AIM » Print only the line with "Output a JSON" and the lines after it, ending with the last line of the material, each exactly as it stands.

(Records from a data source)

********

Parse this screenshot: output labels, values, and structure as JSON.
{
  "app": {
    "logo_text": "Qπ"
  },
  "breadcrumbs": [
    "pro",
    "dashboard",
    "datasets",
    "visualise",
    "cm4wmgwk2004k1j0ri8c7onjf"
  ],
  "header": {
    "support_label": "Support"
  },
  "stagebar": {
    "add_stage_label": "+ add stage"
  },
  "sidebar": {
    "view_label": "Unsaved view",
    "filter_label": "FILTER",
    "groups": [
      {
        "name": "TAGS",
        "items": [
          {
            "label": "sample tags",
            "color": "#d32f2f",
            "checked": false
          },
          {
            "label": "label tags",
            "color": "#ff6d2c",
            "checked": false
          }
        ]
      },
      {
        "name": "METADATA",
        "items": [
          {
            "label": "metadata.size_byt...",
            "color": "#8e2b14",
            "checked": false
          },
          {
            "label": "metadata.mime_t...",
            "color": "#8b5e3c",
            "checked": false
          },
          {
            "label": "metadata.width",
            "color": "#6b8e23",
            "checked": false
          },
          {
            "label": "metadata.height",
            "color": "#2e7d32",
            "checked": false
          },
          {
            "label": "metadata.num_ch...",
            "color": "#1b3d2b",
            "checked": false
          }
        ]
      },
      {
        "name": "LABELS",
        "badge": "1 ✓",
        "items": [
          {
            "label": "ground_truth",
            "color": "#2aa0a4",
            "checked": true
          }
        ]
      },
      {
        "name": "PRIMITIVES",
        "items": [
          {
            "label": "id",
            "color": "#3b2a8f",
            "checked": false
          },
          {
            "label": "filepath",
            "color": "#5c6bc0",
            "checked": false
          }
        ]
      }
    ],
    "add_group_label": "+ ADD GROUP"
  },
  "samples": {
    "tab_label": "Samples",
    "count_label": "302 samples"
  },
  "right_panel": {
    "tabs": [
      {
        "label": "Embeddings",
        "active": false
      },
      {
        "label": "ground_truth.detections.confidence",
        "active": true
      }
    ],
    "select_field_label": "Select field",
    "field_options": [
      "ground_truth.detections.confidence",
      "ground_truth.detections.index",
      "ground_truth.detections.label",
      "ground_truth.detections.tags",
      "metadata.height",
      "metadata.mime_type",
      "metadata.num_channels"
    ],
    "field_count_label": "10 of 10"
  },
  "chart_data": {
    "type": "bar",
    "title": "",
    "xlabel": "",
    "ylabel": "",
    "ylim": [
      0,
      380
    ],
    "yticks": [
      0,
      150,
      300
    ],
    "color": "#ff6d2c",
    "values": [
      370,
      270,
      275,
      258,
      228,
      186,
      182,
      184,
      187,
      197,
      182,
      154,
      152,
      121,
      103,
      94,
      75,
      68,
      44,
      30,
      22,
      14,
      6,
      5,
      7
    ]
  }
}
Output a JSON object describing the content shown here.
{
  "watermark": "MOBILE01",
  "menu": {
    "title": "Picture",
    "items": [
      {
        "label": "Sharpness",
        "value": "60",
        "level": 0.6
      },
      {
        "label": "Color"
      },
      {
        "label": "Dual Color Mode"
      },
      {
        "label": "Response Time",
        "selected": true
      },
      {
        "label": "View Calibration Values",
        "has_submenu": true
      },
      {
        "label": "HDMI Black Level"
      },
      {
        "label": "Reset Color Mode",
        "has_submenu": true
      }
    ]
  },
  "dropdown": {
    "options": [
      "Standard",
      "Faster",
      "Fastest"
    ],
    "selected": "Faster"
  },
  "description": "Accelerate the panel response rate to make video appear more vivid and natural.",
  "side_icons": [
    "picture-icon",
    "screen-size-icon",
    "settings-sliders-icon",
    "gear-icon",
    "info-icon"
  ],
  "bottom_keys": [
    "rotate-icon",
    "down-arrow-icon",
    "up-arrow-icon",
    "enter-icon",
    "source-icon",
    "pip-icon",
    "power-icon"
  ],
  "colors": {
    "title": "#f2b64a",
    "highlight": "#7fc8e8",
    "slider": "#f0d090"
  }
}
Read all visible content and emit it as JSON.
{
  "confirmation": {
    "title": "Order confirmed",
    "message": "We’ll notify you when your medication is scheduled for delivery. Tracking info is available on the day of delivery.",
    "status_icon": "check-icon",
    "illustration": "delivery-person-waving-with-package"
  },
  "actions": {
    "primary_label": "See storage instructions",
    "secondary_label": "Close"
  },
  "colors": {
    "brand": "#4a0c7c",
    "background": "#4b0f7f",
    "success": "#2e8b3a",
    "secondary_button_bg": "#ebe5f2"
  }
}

********

CORRECT RESPONSE »
Output a JSON object describing the content shown here.
{
  "watermark": "MOBILE01",
  "menu": {
    "title": "Picture",
    "items": [
      {
        "label": "Sharpness",
        "value": "60",
        "level": 0.6
      },
      {
        "label": "Color"
      },
      {
        "label": "Dual Color Mode"
      },
      {
        "label": "Response Time",
        "selected": true
      },
      {
        "label": "View Calibration Values",
        "has_submenu": true
      },
      {
        "label": "HDMI Black Level"
      },
      {
        "label": "Reset Color Mode",
        "has_submenu": true
      }
    ]
  },
  "dropdown": {
    "options": [
      "Standard",
      "Faster",
      "Fastest"
    ],
    "selected": "Faster"
  },
  "description": "Accelerate the panel response rate to make video appear more vivid and natural.",
  "side_icons": [
    "picture-icon",
    "screen-size-icon",
    "settings-sliders-icon",
    "gear-icon",
    "info-icon"
  ],
  "bottom_keys": [
    "rotate-icon",
    "down-arrow-icon",
    "up-arrow-icon",
    "enter-icon",
    "source-icon",
    "pip-icon",
    "power-icon"
  ],
  "colors": {
    "title": "#f2b64a",
    "highlight": "#7fc8e8",
    "slider": "#f0d090"
  }
}
Read all visible content and emit it as JSON.
{
  "confirmation": {
    "title": "Order confirmed",
    "message": "We’ll notify you when your medication is scheduled for delivery. Tracking info is available on the day of delivery.",
    "status_icon": "check-icon",
    "illustration": "delivery-person-waving-with-package"
  },
  "actions": {
    "primary_label": "See storage instructions",
    "secondary_label": "Close"
  },
  "colors": {
    "brand": "#4a0c7c",
    "background": "#4b0f7f",
    "success": "#2e8b3a",
    "secondary_button_bg": "#ebe5f2"
  }
}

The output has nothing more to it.